- **Your task**: Lines containing the word "during" are to be located and copied.

- **Input for this task**:
______________________________
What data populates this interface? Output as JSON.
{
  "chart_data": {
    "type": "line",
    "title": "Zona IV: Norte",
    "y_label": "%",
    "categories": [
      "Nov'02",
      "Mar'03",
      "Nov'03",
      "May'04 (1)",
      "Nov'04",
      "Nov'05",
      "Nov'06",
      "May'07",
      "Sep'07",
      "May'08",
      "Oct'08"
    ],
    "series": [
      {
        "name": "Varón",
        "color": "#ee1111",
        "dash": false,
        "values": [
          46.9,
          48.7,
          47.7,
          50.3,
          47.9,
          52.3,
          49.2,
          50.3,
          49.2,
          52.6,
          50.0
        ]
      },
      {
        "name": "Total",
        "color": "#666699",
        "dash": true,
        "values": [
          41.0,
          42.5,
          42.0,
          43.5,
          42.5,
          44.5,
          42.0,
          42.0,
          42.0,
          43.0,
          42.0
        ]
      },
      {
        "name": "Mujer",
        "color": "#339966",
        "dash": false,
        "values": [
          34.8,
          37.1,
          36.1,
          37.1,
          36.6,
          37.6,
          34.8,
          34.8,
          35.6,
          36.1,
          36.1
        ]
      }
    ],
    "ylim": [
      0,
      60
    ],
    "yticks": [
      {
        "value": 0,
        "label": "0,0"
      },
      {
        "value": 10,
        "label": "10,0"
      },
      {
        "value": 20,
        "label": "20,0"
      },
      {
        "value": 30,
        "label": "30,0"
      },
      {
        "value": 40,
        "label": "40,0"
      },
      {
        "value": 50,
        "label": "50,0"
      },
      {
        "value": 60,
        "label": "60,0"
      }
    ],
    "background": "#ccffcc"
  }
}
______________________________
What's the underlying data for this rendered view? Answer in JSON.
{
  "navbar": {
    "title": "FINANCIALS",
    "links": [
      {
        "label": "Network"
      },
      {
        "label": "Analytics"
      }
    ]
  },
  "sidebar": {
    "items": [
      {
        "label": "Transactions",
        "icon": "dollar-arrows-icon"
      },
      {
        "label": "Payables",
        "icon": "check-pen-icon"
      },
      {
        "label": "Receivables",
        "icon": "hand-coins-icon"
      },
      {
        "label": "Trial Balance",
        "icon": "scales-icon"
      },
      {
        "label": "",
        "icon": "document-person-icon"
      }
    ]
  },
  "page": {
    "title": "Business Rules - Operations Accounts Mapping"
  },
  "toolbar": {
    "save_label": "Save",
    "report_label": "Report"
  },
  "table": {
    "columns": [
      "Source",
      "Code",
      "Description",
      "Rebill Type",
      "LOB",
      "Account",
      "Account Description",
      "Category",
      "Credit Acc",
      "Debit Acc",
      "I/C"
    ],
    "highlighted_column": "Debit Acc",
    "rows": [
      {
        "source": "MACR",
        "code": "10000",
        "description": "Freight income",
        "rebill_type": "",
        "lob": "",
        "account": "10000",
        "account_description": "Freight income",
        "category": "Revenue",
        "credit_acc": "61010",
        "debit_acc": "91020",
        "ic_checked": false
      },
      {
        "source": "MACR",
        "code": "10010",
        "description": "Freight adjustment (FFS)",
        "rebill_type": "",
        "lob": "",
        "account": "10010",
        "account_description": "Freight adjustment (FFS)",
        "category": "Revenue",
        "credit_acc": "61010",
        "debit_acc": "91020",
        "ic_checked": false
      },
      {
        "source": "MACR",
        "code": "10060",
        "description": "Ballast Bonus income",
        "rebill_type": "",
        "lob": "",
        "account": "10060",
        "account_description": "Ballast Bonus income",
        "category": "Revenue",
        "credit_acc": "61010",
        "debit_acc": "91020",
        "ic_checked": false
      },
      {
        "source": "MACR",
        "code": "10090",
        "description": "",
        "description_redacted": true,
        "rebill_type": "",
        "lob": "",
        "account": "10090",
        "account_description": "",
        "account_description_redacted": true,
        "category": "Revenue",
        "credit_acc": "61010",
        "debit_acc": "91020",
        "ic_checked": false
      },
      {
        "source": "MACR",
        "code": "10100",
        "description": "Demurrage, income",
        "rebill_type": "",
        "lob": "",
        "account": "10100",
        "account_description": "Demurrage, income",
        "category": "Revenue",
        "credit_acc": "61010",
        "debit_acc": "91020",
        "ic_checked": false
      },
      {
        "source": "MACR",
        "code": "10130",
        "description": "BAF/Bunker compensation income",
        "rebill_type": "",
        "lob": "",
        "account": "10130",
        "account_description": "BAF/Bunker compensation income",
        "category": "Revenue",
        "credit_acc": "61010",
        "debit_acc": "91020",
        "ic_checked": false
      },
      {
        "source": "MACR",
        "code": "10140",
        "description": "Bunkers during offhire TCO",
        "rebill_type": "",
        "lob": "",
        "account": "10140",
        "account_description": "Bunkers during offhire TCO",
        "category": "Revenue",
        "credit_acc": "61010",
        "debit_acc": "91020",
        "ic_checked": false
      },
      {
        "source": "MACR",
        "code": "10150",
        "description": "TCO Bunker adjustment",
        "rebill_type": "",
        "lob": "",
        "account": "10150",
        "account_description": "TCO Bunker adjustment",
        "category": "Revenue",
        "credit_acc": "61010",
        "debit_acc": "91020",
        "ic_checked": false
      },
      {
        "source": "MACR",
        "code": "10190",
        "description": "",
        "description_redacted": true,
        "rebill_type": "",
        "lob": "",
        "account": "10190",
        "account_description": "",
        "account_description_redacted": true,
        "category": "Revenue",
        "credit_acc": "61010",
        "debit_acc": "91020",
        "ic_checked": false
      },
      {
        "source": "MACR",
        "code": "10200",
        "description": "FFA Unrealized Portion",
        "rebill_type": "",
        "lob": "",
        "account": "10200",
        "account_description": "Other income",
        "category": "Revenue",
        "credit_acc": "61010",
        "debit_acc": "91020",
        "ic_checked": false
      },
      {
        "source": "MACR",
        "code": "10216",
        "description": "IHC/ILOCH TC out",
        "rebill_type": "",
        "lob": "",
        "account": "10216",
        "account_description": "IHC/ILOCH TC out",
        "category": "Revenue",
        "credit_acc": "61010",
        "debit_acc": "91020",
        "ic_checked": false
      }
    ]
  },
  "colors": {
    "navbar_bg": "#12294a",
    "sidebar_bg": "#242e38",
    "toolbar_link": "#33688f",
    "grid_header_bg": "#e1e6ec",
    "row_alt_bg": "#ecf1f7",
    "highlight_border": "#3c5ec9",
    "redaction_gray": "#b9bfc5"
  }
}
______________________________
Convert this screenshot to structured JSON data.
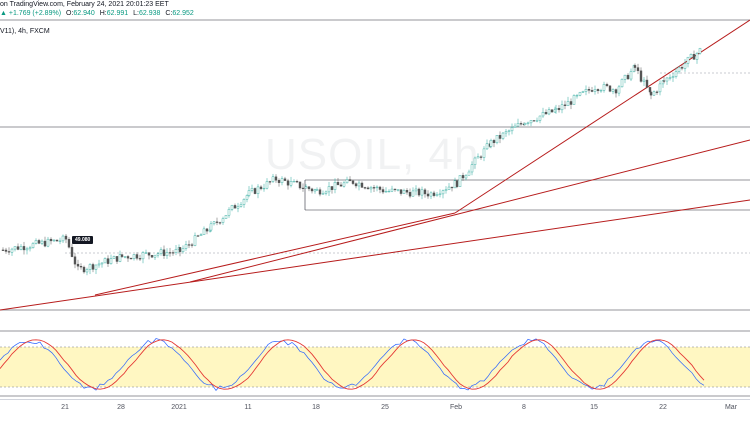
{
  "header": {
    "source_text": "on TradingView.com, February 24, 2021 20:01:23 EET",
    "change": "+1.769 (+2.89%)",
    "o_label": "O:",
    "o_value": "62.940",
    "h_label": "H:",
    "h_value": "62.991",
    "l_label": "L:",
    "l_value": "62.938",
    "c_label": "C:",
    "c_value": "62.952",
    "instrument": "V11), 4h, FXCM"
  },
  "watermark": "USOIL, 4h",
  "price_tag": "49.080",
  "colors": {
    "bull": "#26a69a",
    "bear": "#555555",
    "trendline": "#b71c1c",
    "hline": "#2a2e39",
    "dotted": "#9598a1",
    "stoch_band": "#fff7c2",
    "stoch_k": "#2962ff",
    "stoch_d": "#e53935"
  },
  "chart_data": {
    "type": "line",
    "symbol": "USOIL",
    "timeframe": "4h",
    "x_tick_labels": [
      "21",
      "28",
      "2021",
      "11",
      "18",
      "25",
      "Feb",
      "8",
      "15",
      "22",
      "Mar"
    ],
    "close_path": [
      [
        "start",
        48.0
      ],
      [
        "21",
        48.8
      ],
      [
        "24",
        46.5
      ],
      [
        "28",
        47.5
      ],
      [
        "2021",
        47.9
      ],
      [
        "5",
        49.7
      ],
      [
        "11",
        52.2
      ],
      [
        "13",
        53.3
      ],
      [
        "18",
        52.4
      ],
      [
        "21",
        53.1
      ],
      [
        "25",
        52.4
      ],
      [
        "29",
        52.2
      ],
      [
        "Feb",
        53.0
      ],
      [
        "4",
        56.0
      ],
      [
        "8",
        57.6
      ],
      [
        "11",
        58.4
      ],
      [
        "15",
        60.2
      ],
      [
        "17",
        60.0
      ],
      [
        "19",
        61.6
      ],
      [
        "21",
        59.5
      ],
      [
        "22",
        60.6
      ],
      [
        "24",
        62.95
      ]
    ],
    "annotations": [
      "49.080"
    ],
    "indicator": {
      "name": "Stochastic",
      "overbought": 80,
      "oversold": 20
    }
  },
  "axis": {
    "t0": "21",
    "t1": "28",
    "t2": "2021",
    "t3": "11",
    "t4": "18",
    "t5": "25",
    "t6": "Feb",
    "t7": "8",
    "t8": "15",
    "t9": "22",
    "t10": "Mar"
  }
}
______________________________
- **Output for this exercise**:
        "description": "Bunkers during offhire TCO",
        "account_description": "Bunkers during offhire TCO",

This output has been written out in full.